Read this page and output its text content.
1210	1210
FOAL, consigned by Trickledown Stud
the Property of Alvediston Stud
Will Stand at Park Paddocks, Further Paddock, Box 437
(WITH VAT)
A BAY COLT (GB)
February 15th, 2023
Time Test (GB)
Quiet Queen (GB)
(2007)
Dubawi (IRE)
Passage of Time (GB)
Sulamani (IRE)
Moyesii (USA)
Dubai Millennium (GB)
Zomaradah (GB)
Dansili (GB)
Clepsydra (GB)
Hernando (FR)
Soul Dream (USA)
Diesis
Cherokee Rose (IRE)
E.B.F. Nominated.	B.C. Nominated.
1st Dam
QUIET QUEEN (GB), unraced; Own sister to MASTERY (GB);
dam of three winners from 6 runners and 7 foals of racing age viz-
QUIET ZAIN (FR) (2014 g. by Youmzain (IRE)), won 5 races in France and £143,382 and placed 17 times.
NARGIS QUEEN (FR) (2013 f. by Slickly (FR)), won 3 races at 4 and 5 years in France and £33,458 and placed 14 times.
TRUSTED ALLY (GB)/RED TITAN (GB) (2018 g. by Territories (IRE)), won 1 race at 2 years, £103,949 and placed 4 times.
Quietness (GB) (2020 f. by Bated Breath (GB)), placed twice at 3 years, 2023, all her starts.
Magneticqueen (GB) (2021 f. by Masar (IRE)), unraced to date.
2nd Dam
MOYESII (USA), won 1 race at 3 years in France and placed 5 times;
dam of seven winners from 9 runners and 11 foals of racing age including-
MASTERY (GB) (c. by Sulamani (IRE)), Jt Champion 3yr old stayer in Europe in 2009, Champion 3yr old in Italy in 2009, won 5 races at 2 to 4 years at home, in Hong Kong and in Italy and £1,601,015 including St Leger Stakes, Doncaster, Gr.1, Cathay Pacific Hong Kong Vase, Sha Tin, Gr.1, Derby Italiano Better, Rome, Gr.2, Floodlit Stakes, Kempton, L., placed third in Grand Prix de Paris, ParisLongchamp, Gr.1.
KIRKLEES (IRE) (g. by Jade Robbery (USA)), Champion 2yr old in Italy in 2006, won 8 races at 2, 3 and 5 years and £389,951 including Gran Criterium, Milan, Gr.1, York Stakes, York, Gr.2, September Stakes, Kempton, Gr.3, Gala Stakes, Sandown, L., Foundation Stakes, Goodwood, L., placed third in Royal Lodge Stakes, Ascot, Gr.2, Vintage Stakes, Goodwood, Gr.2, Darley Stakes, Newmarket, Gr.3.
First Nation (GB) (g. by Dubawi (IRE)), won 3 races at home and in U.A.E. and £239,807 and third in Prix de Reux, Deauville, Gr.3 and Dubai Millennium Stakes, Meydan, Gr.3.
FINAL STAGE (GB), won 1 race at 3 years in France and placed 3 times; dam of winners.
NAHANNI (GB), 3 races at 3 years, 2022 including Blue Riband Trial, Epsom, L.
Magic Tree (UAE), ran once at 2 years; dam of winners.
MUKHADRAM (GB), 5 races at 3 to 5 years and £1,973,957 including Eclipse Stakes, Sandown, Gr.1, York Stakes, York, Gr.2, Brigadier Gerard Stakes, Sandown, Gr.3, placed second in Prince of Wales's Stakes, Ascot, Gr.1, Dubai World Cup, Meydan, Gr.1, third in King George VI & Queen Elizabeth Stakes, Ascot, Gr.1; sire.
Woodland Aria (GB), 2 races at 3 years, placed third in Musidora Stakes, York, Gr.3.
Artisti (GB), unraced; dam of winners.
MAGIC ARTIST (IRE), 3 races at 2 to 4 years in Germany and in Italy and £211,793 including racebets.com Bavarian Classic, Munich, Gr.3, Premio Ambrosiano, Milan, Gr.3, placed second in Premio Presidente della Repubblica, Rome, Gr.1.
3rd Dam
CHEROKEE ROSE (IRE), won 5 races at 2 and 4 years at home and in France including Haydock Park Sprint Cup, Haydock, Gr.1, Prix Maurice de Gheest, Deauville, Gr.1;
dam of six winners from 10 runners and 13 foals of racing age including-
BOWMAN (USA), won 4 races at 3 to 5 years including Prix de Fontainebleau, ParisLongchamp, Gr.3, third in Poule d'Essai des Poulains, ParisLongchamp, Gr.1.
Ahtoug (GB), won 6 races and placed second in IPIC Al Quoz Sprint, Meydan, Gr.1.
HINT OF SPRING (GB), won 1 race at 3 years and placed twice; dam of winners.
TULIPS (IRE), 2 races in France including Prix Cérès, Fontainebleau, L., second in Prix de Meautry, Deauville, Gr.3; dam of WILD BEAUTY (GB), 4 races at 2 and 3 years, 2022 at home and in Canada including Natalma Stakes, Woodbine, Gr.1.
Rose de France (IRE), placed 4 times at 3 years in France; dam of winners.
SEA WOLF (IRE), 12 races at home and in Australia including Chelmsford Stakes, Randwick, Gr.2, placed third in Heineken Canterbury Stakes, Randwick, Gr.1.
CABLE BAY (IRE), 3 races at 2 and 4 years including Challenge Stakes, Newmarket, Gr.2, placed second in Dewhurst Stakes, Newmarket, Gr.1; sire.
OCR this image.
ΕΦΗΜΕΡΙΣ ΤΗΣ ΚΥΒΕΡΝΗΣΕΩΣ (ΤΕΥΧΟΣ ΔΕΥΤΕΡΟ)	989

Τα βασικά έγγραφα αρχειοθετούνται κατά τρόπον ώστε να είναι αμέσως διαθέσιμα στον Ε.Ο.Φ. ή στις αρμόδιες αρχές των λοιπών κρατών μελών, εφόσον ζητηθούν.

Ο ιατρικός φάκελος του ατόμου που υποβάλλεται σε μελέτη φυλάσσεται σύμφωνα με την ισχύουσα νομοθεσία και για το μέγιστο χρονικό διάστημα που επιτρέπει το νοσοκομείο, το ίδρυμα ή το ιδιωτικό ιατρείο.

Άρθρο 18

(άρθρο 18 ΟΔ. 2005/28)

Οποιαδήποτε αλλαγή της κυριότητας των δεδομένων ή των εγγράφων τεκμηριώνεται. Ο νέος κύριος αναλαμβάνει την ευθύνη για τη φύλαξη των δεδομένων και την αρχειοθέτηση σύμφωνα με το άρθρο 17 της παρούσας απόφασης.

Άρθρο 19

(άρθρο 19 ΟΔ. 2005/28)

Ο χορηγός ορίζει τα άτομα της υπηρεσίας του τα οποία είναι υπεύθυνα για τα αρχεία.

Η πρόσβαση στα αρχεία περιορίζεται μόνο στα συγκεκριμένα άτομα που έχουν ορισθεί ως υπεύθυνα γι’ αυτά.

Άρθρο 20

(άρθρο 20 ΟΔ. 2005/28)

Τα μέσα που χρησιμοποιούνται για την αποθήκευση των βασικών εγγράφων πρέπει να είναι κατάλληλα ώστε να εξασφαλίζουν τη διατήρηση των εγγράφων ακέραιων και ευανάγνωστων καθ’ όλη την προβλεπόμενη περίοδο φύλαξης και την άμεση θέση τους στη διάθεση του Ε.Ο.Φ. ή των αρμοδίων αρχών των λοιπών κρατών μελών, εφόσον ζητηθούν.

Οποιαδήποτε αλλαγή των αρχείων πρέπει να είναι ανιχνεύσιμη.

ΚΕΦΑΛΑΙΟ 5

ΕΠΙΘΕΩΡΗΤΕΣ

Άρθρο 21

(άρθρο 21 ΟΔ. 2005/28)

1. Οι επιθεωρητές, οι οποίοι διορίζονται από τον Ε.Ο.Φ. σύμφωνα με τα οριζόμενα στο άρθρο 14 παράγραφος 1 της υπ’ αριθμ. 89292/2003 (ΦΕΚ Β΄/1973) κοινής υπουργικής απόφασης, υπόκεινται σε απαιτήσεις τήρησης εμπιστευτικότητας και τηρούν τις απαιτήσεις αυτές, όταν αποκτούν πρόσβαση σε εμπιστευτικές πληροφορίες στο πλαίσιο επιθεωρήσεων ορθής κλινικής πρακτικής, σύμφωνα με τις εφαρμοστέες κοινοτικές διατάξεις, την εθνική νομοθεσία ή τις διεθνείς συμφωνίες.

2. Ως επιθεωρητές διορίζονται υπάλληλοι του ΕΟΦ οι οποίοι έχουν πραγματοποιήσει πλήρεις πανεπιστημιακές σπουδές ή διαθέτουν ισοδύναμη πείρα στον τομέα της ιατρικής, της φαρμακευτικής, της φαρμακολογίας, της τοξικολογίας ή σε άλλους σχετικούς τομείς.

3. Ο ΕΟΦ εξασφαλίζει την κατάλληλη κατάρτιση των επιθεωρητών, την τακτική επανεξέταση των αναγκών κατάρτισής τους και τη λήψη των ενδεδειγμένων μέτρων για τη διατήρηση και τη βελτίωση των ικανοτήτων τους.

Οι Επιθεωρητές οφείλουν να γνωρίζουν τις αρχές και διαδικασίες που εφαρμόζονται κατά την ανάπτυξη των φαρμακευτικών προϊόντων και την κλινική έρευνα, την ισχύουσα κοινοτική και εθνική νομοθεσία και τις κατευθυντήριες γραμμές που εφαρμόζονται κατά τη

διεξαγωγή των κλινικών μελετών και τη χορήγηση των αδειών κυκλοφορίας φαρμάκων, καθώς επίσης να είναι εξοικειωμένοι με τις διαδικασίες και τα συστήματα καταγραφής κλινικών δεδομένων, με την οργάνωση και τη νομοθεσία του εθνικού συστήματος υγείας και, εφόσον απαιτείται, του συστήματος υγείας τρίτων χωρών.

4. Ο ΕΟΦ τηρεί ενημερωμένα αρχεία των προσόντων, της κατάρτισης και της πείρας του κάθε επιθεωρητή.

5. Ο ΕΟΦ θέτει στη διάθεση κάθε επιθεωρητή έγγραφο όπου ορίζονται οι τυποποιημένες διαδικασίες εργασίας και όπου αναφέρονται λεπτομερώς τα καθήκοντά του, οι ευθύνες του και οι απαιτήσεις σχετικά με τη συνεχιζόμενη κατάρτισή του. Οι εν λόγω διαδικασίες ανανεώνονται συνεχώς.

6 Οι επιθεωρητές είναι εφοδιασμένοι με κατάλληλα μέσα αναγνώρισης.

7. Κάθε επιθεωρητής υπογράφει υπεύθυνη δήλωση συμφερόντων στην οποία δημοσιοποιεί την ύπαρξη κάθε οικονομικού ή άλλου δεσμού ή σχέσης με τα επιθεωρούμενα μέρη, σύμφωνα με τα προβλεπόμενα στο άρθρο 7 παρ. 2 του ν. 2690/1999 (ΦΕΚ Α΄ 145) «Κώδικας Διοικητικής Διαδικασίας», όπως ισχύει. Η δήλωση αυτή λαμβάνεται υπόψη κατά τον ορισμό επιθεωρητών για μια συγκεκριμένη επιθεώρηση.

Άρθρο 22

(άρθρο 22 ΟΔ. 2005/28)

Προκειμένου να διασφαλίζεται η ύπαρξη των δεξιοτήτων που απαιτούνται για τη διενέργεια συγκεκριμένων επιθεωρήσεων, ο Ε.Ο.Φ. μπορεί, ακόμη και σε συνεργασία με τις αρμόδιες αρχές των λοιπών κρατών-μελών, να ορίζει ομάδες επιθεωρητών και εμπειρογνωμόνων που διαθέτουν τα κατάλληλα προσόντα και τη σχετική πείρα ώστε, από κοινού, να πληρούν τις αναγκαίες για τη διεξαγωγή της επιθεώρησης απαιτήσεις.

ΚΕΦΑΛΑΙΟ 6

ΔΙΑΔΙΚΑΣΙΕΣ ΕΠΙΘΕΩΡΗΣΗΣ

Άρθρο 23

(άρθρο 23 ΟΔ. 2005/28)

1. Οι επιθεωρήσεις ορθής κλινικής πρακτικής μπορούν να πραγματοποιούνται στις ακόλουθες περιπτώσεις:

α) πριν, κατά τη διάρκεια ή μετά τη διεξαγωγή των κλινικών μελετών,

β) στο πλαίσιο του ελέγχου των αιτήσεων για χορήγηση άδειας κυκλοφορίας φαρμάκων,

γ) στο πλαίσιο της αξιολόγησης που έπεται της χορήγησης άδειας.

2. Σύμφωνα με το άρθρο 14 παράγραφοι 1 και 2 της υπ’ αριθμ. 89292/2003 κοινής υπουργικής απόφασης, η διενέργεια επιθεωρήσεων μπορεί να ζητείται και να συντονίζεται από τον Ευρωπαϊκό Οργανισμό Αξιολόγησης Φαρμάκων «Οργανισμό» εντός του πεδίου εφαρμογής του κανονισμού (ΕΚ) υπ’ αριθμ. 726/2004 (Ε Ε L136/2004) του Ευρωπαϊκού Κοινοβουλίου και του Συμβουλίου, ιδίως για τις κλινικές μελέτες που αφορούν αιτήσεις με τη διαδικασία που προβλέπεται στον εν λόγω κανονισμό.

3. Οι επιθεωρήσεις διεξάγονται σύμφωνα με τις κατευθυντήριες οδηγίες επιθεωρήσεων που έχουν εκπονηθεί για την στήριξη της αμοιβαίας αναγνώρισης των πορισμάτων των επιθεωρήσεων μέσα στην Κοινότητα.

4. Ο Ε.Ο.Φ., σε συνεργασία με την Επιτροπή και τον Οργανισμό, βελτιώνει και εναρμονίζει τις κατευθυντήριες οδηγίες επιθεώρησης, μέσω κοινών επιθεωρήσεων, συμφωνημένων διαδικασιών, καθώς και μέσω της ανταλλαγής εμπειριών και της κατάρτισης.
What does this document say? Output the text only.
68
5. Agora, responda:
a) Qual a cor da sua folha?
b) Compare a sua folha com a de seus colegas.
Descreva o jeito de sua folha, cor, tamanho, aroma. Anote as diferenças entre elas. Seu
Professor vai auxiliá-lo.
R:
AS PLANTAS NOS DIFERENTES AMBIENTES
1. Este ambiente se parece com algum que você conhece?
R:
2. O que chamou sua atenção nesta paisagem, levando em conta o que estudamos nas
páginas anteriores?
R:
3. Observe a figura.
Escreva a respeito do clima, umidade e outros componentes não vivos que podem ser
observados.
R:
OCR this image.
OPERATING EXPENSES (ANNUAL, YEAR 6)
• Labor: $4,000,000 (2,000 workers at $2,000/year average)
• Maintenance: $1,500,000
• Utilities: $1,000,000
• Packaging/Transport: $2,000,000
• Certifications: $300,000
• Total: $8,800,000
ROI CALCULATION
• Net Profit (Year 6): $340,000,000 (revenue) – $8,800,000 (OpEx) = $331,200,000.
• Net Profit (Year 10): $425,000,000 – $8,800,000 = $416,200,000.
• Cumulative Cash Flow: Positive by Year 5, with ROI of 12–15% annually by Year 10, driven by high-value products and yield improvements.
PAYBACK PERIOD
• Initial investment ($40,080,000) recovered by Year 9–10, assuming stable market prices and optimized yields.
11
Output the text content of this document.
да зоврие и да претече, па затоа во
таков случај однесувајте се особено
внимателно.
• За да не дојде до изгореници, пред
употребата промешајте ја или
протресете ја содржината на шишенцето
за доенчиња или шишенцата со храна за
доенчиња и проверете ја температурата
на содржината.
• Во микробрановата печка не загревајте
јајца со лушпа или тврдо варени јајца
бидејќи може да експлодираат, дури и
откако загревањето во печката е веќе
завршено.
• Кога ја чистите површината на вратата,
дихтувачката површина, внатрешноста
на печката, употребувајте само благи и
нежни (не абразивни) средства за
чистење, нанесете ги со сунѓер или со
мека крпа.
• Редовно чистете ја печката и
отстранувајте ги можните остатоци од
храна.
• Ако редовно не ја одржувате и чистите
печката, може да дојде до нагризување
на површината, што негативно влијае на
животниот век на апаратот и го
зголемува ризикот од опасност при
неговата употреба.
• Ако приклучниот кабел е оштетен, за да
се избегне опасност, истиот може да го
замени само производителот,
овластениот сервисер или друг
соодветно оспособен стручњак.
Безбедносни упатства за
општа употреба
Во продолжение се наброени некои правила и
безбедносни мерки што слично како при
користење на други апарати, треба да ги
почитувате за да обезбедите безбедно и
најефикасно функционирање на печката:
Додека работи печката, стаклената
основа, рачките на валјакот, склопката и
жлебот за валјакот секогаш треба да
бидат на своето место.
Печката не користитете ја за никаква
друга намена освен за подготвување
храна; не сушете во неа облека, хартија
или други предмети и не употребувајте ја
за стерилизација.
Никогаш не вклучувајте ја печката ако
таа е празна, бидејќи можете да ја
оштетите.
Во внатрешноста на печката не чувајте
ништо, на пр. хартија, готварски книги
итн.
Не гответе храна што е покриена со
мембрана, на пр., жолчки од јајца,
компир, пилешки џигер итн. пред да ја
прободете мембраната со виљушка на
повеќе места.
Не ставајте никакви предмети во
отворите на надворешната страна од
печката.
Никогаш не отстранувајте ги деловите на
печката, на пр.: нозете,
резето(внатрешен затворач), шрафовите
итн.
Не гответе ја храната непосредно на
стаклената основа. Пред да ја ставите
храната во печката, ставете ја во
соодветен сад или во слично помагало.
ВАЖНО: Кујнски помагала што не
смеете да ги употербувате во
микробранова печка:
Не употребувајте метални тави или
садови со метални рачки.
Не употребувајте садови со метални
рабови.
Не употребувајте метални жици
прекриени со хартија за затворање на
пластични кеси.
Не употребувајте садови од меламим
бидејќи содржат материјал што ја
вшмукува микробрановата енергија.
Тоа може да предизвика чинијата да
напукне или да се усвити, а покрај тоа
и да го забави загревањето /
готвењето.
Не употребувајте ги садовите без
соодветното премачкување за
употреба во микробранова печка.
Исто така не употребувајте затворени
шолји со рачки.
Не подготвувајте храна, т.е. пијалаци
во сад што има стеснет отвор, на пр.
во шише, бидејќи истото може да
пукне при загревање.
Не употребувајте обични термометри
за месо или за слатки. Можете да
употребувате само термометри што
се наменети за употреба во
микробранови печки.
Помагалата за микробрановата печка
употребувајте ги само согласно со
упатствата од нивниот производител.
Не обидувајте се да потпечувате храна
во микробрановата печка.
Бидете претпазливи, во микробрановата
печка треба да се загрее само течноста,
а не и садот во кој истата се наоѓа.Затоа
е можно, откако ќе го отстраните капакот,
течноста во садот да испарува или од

══════════════════════════════

▶ [Short exercise] Extract all lines of the records above that include "предмети".

▶ [Task solution]
или други предмети и не употребувајте ја
Не ставајте никакви предмети во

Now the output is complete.